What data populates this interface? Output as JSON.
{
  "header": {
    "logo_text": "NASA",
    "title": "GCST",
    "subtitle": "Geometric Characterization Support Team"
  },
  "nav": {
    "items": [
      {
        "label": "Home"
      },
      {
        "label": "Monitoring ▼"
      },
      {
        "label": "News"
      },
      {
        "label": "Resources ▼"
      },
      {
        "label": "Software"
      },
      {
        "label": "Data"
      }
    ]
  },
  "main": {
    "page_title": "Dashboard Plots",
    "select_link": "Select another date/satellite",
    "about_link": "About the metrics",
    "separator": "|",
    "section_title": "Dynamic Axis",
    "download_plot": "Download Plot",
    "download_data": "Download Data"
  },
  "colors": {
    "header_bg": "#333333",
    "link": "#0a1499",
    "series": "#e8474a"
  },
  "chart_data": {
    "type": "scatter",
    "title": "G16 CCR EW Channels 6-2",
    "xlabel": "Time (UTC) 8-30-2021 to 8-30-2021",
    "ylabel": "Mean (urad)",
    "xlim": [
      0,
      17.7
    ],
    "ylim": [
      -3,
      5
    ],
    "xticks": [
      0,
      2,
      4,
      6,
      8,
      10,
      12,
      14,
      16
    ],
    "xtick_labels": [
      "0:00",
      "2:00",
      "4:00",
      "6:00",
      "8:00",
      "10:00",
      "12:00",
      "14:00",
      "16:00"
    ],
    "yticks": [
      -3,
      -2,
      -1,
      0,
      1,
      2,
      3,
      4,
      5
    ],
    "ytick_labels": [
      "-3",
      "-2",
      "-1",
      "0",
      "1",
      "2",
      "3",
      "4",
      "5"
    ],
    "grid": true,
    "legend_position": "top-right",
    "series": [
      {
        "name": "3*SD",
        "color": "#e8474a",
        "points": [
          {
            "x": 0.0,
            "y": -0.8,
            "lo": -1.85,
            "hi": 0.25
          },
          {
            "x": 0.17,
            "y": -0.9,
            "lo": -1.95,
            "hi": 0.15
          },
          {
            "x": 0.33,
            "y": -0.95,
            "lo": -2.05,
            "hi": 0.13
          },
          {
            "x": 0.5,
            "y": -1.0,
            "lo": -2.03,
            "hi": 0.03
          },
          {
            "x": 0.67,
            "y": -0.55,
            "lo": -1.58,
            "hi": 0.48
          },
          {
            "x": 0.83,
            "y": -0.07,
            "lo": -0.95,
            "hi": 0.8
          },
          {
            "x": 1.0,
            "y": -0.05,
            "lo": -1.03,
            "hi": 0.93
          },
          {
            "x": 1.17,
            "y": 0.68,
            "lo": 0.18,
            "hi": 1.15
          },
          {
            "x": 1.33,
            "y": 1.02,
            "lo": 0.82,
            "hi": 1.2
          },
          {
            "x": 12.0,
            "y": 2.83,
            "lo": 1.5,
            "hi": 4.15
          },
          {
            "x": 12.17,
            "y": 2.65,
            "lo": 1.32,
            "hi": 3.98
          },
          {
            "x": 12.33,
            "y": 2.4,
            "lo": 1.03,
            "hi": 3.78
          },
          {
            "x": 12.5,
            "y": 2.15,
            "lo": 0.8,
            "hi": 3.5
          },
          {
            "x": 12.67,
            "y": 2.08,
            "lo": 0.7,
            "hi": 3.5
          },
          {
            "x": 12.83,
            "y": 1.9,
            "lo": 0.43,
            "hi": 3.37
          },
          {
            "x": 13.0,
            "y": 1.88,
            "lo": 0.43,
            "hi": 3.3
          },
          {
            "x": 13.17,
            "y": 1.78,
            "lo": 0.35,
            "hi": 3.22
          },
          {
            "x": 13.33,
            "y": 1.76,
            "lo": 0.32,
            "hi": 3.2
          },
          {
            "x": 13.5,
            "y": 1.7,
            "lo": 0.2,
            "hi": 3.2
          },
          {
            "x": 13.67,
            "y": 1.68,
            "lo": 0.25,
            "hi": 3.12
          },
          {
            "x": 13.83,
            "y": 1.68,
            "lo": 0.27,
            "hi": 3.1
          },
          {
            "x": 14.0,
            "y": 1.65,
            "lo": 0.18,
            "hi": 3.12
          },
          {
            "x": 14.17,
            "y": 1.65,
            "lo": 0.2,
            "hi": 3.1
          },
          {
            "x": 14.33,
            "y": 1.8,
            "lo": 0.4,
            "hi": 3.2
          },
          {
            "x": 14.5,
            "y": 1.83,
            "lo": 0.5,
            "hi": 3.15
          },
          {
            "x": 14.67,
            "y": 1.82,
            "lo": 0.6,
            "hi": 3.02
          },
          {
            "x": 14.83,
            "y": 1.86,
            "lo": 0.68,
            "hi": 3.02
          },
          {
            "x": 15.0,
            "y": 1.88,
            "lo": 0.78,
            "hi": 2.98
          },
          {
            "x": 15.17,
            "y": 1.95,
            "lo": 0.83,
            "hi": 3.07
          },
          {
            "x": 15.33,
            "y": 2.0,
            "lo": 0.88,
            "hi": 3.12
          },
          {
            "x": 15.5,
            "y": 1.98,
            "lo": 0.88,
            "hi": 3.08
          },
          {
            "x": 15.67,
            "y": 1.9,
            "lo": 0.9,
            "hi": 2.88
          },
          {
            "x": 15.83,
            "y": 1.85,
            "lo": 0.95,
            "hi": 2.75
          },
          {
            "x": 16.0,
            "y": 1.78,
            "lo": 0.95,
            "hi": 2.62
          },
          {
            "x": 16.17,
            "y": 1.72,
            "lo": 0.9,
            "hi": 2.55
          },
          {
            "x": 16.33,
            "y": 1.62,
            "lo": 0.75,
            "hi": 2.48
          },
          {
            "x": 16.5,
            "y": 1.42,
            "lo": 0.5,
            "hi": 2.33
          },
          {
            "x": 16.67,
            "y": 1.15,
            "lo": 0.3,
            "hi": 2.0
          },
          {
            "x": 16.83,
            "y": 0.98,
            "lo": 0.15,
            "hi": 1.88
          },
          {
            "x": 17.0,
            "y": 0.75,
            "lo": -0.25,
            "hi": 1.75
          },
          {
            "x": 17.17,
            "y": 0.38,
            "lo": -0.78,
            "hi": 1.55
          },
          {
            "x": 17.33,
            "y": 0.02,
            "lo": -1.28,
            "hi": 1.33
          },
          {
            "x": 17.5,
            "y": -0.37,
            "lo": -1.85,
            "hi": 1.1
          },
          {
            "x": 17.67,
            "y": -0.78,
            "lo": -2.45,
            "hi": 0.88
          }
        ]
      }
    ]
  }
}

EXERCISE PROMPT.
Above are the records; copy all of them exactly.

OUTPUT.
What data populates this interface? Output as JSON.
{
  "header": {
    "logo_text": "NASA",
    "title": "GCST",
    "subtitle": "Geometric Characterization Support Team"
  },
  "nav": {
    "items": [
      {
        "label": "Home"
      },
      {
        "label": "Monitoring ▼"
      },
      {
        "label": "News"
      },
      {
        "label": "Resources ▼"
      },
      {
        "label": "Software"
      },
      {
        "label": "Data"
      }
    ]
  },
  "main": {
    "page_title": "Dashboard Plots",
    "select_link": "Select another date/satellite",
    "about_link": "About the metrics",
    "separator": "|",
    "section_title": "Dynamic Axis",
    "download_plot": "Download Plot",
    "download_data": "Download Data"
  },
  "colors": {
    "header_bg": "#333333",
    "link": "#0a1499",
    "series": "#e8474a"
  },
  "chart_data": {
    "type": "scatter",
    "title": "G16 CCR EW Channels 6-2",
    "xlabel": "Time (UTC) 8-30-2021 to 8-30-2021",
    "ylabel": "Mean (urad)",
    "xlim": [
      0,
      17.7
    ],
    "ylim": [
      -3,
      5
    ],
    "xticks": [
      0,
      2,
      4,
      6,
      8,
      10,
      12,
      14,
      16
    ],
    "xtick_labels": [
      "0:00",
      "2:00",
      "4:00",
      "6:00",
      "8:00",
      "10:00",
      "12:00",
      "14:00",
      "16:00"
    ],
    "yticks": [
      -3,
      -2,
      -1,
      0,
      1,
      2,
      3,
      4,
      5
    ],
    "ytick_labels": [
      "-3",
      "-2",
      "-1",
      "0",
      "1",
      "2",
      "3",
      "4",
      "5"
    ],
    "grid": true,
    "legend_position": "top-right",
    "series": [
      {
        "name": "3*SD",
        "color": "#e8474a",
        "points": [
          {
            "x": 0.0,
            "y": -0.8,
            "lo": -1.85,
            "hi": 0.25
          },
          {
            "x": 0.17,
            "y": -0.9,
            "lo": -1.95,
            "hi": 0.15
          },
          {
            "x": 0.33,
            "y": -0.95,
            "lo": -2.05,
            "hi": 0.13
          },
          {
            "x": 0.5,
            "y": -1.0,
            "lo": -2.03,
            "hi": 0.03
          },
          {
            "x": 0.67,
            "y": -0.55,
            "lo": -1.58,
            "hi": 0.48
          },
          {
            "x": 0.83,
            "y": -0.07,
            "lo": -0.95,
            "hi": 0.8
          },
          {
            "x": 1.0,
            "y": -0.05,
            "lo": -1.03,
            "hi": 0.93
          },
          {
            "x": 1.17,
            "y": 0.68,
            "lo": 0.18,
            "hi": 1.15
          },
          {
            "x": 1.33,
            "y": 1.02,
            "lo": 0.82,
            "hi": 1.2
          },
          {
            "x": 12.0,
            "y": 2.83,
            "lo": 1.5,
            "hi": 4.15
          },
          {
            "x": 12.17,
            "y": 2.65,
            "lo": 1.32,
            "hi": 3.98
          },
          {
            "x": 12.33,
            "y": 2.4,
            "lo": 1.03,
            "hi": 3.78
          },
          {
            "x": 12.5,
            "y": 2.15,
            "lo": 0.8,
            "hi": 3.5
          },
          {
            "x": 12.67,
            "y": 2.08,
            "lo": 0.7,
            "hi": 3.5
          },
          {
            "x": 12.83,
            "y": 1.9,
            "lo": 0.43,
            "hi": 3.37
          },
          {
            "x": 13.0,
            "y": 1.88,
            "lo": 0.43,
            "hi": 3.3
          },
          {
            "x": 13.17,
            "y": 1.78,
            "lo": 0.35,
            "hi": 3.22
          },
          {
            "x": 13.33,
            "y": 1.76,
            "lo": 0.32,
            "hi": 3.2
          },
          {
            "x": 13.5,
            "y": 1.7,
            "lo": 0.2,
            "hi": 3.2
          },
          {
            "x": 13.67,
            "y": 1.68,
            "lo": 0.25,
            "hi": 3.12
          },
          {
            "x": 13.83,
            "y": 1.68,
            "lo": 0.27,
            "hi": 3.1
          },
          {
            "x": 14.0,
            "y": 1.65,
            "lo": 0.18,
            "hi": 3.12
          },
          {
            "x": 14.17,
            "y": 1.65,
            "lo": 0.2,
            "hi": 3.1
          },
          {
            "x": 14.33,
            "y": 1.8,
            "lo": 0.4,
            "hi": 3.2
          },
          {
            "x": 14.5,
            "y": 1.83,
            "lo": 0.5,
            "hi": 3.15
          },
          {
            "x": 14.67,
            "y": 1.82,
            "lo": 0.6,
            "hi": 3.02
          },
          {
            "x": 14.83,
            "y": 1.86,
            "lo": 0.68,
            "hi": 3.02
          },
          {
            "x": 15.0,
            "y": 1.88,
            "lo": 0.78,
            "hi": 2.98
          },
          {
            "x": 15.17,
            "y": 1.95,
            "lo": 0.83,
            "hi": 3.07
          },
          {
            "x": 15.33,
            "y": 2.0,
            "lo": 0.88,
            "hi": 3.12
          },
          {
            "x": 15.5,
            "y": 1.98,
            "lo": 0.88,
            "hi": 3.08
          },
          {
            "x": 15.67,
            "y": 1.9,
            "lo": 0.9,
            "hi": 2.88
          },
          {
            "x": 15.83,
            "y": 1.85,
            "lo": 0.95,
            "hi": 2.75
          },
          {
            "x": 16.0,
            "y": 1.78,
            "lo": 0.95,
            "hi": 2.62
          },
          {
            "x": 16.17,
            "y": 1.72,
            "lo": 0.9,
            "hi": 2.55
          },
          {
            "x": 16.33,
            "y": 1.62,
            "lo": 0.75,
            "hi": 2.48
          },
          {
            "x": 16.5,
            "y": 1.42,
            "lo": 0.5,
            "hi": 2.33
          },
          {
            "x": 16.67,
            "y": 1.15,
            "lo": 0.3,
            "hi": 2.0
          },
          {
            "x": 16.83,
            "y": 0.98,
            "lo": 0.15,
            "hi": 1.88
          },
          {
            "x": 17.0,
            "y": 0.75,
            "lo": -0.25,
            "hi": 1.75
          },
          {
            "x": 17.17,
            "y": 0.38,
            "lo": -0.78,
            "hi": 1.55
          },
          {
            "x": 17.33,
            "y": 0.02,
            "lo": -1.28,
            "hi": 1.33
          },
          {
            "x": 17.5,
            "y": -0.37,
            "lo": -1.85,
            "hi": 1.1
          },
          {
            "x": 17.67,
            "y": -0.78,
            "lo": -2.45,
            "hi": 0.88
          }
        ]
      }
    ]
  }
}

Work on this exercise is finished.